◆ Dataset extract
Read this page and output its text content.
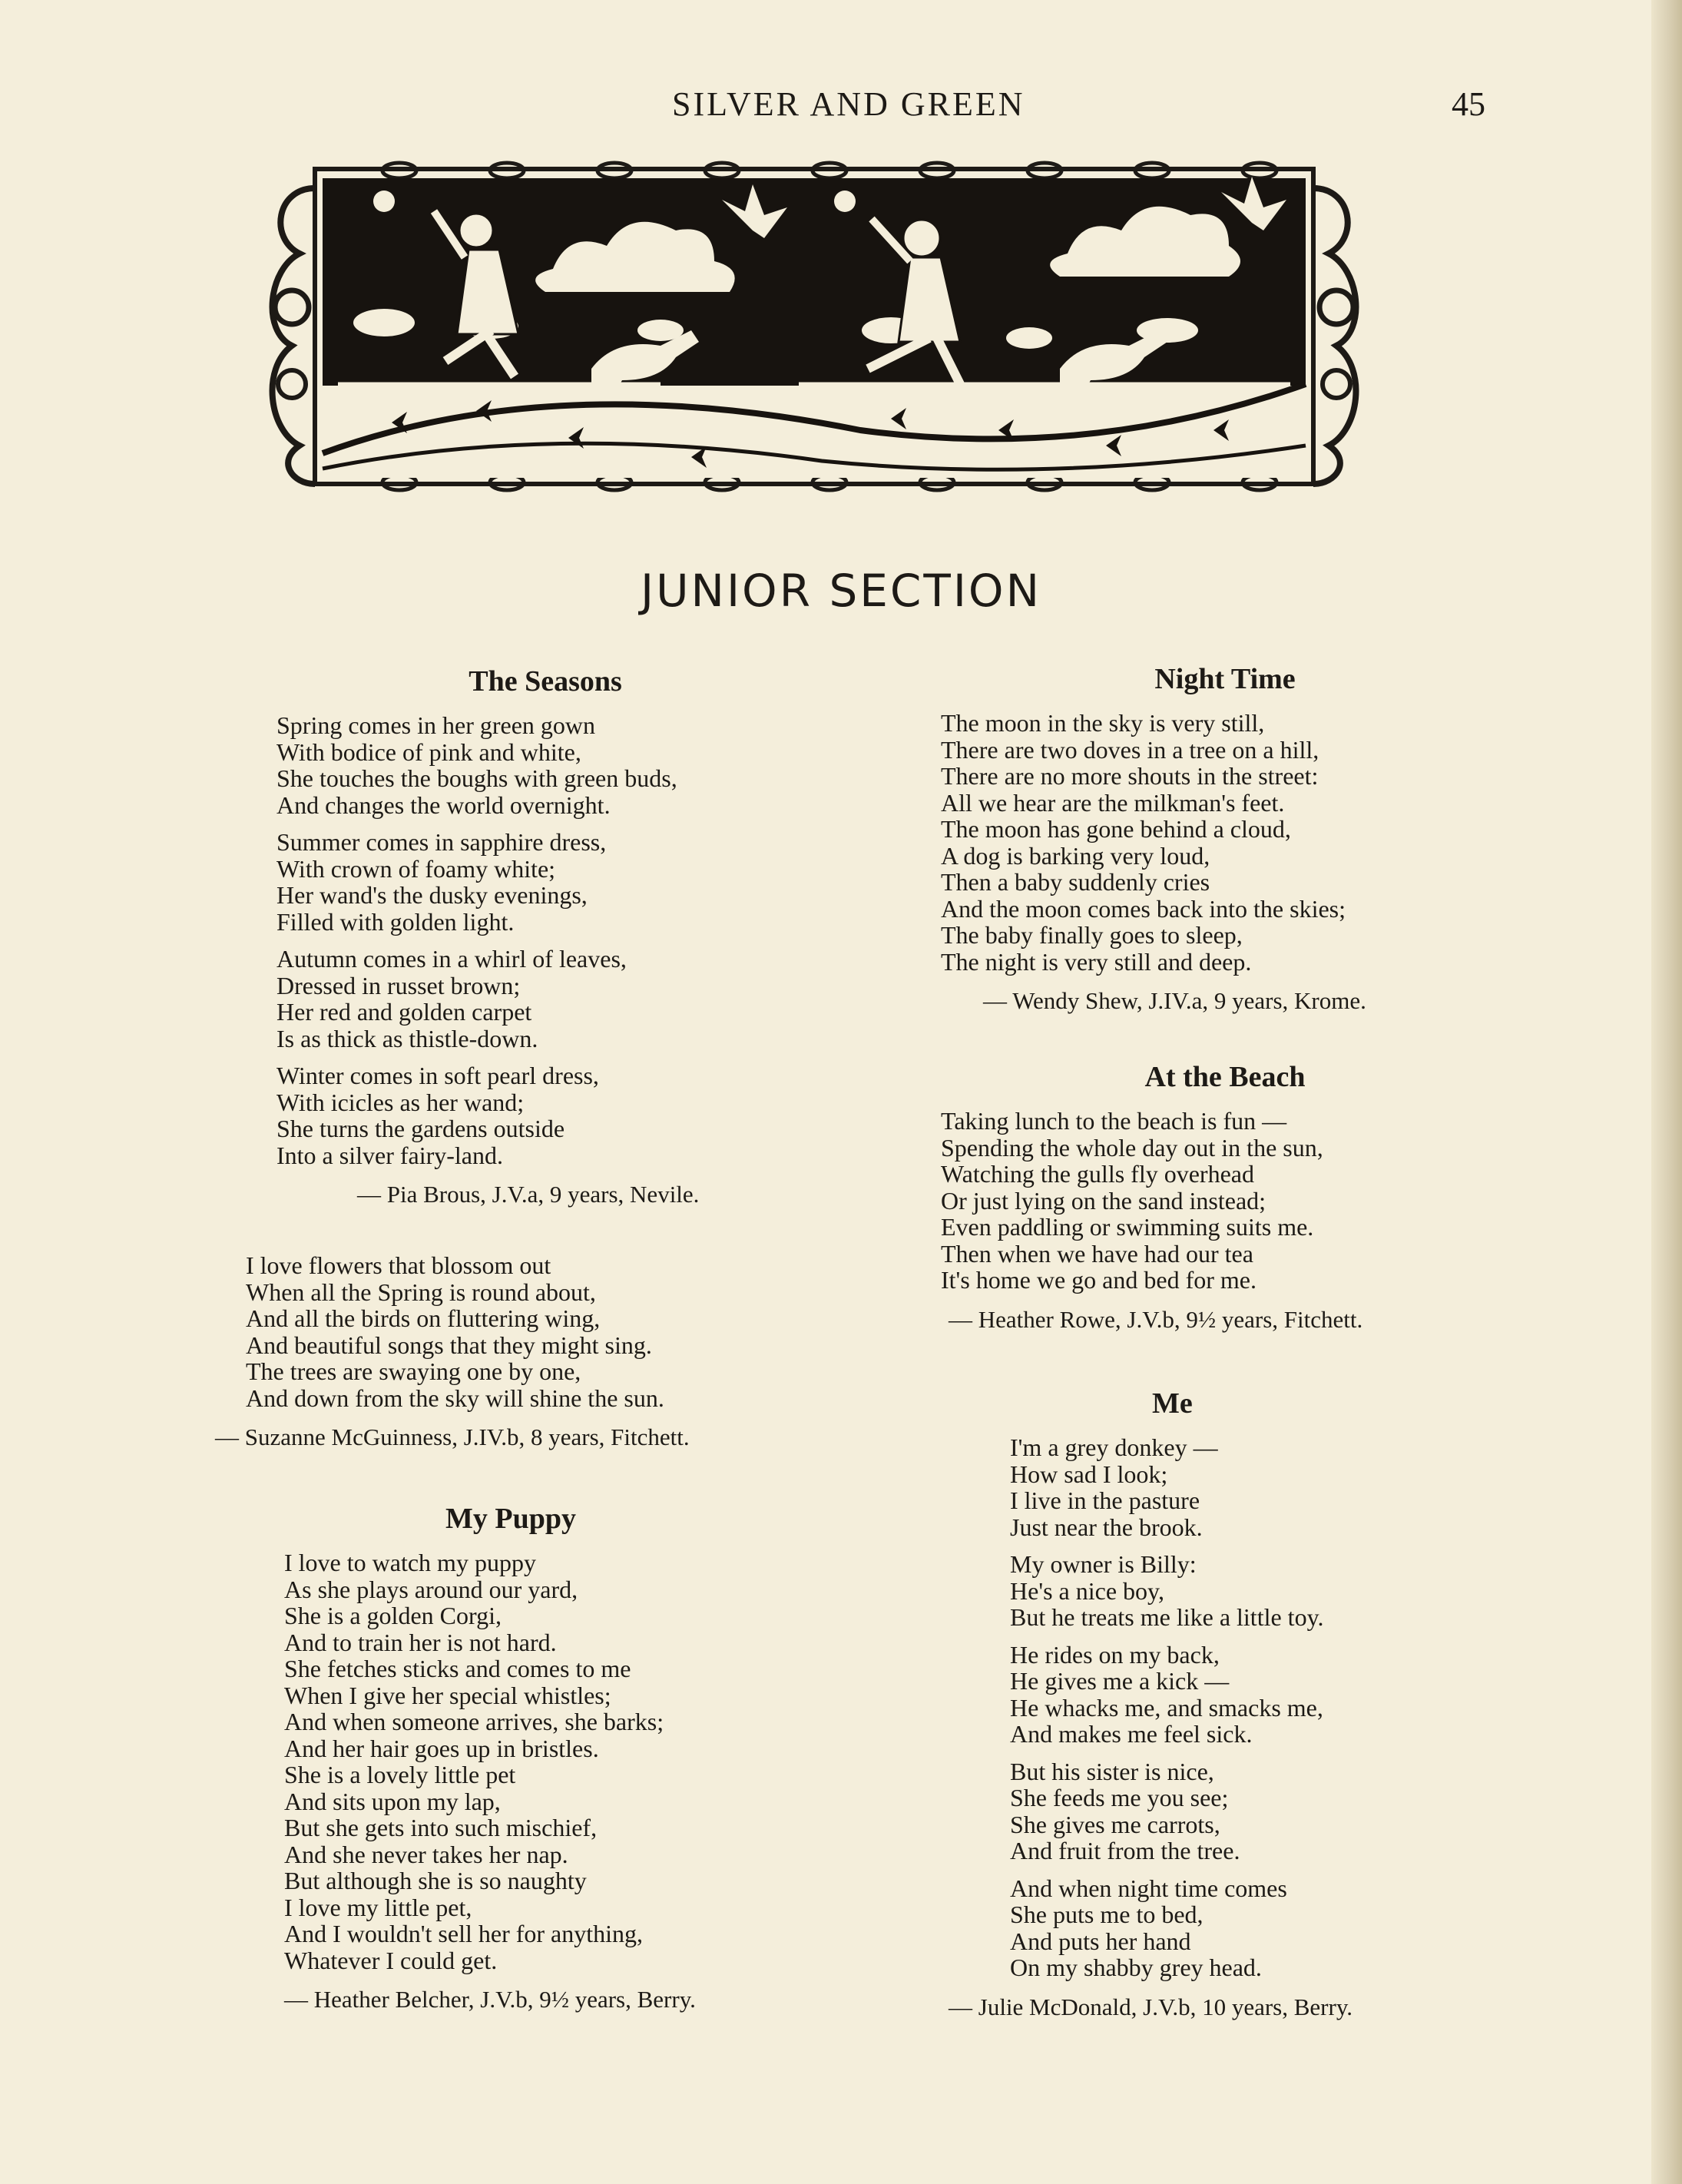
SILVER AND GREEN	45
JUNIOR SECTION
The Seasons
Spring comes in her green gown
With bodice of pink and white,
She touches the boughs with green buds,
And changes the world overnight.
Summer comes in sapphire dress,
With crown of foamy white;
Her wand's the dusky evenings,
Filled with golden light.
Autumn comes in a whirl of leaves,
Dressed in russet brown;
Her red and golden carpet
Is as thick as thistle-down.
Winter comes in soft pearl dress,
With icicles as her wand;
She turns the gardens outside
Into a silver fairy-land.
— Pia Brous, J.V.a, 9 years, Nevile.
I love flowers that blossom out
When all the Spring is round about,
And all the birds on fluttering wing,
And beautiful songs that they might sing.
The trees are swaying one by one,
And down from the sky will shine the sun.
— Suzanne McGuinness, J.IV.b, 8 years, Fitchett.
My Puppy
I love to watch my puppy
As she plays around our yard,
She is a golden Corgi,
And to train her is not hard.
She fetches sticks and comes to me
When I give her special whistles;
And when someone arrives, she barks;
And her hair goes up in bristles.
She is a lovely little pet
And sits upon my lap,
But she gets into such mischief,
And she never takes her nap.
But although she is so naughty
I love my little pet,
And I wouldn't sell her for anything,
Whatever I could get.
— Heather Belcher, J.V.b, 9½ years, Berry.
Night Time
The moon in the sky is very still,
There are two doves in a tree on a hill,
There are no more shouts in the street:
All we hear are the milkman's feet.
The moon has gone behind a cloud,
A dog is barking very loud,
Then a baby suddenly cries
And the moon comes back into the skies;
The baby finally goes to sleep,
The night is very still and deep.
— Wendy Shew, J.IV.a, 9 years, Krome.
At the Beach
Taking lunch to the beach is fun —
Spending the whole day out in the sun,
Watching the gulls fly overhead
Or just lying on the sand instead;
Even paddling or swimming suits me.
Then when we have had our tea
It's home we go and bed for me.
— Heather Rowe, J.V.b, 9½ years, Fitchett.
Me
I'm a grey donkey —
How sad I look;
I live in the pasture
Just near the brook.
My owner is Billy:
He's a nice boy,
But he treats me like a little toy.
He rides on my back,
He gives me a kick —
He whacks me, and smacks me,
And makes me feel sick.
But his sister is nice,
She feeds me you see;
She gives me carrots,
And fruit from the tree.
And when night time comes
She puts me to bed,
And puts her hand
On my shabby grey head.
— Julie McDonald, J.V.b, 10 years, Berry.
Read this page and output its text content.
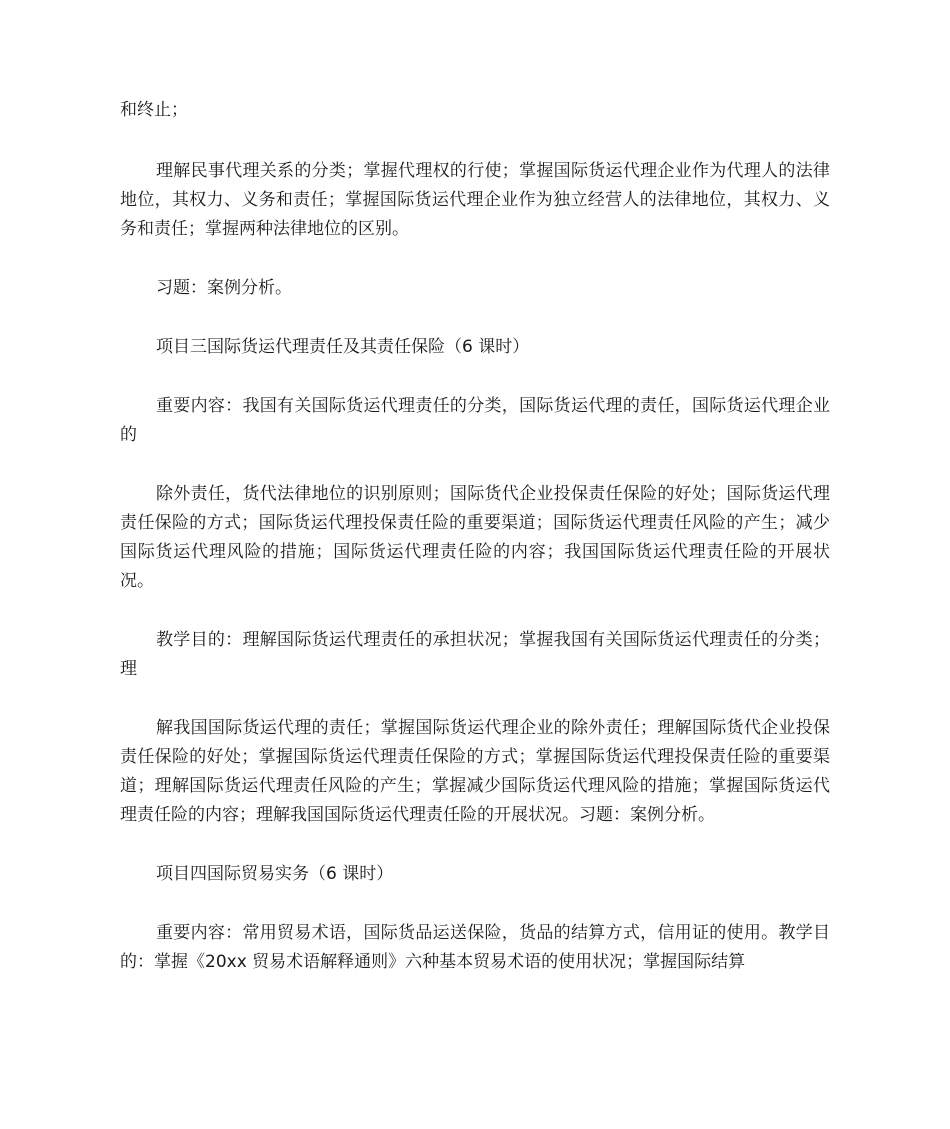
和终止；

理解民事代理关系的分类；掌握代理权的行使；掌握国际货运代理企业作为代理人的法律地位，其权力、义务和责任；掌握国际货运代理企业作为独立经营人的法律地位，其权力、义务和责任；掌握两种法律地位的区别。

习题：案例分析。

项目三国际货运代理责任及其责任保险（6 课时）

重要内容：我国有关国际货运代理责任的分类，国际货运代理的责任，国际货运代理企业的

除外责任，货代法律地位的识别原则；国际货代企业投保责任保险的好处；国际货运代理责任保险的方式；国际货运代理投保责任险的重要渠道；国际货运代理责任风险的产生；减少国际货运代理风险的措施；国际货运代理责任险的内容；我国国际货运代理责任险的开展状况。

教学目的：理解国际货运代理责任的承担状况；掌握我国有关国际货运代理责任的分类；理

解我国国际货运代理的责任；掌握国际货运代理企业的除外责任；理解国际货代企业投保责任保险的好处；掌握国际货运代理责任保险的方式；掌握国际货运代理投保责任险的重要渠道；理解国际货运代理责任风险的产生；掌握减少国际货运代理风险的措施；掌握国际货运代理责任险的内容；理解我国国际货运代理责任险的开展状况。习题：案例分析。

项目四国际贸易实务（6 课时）

重要内容：常用贸易术语，国际货品运送保险，货品的结算方式，信用证的使用。教学目的：掌握《20xx 贸易术语解释通则》六种基本贸易术语的使用状况；掌握国际结算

◆ Short exercise
In the records above, collect each line with "still".

◆ Response for this exercise
The moon in the sky is very still,
The night is very still and deep.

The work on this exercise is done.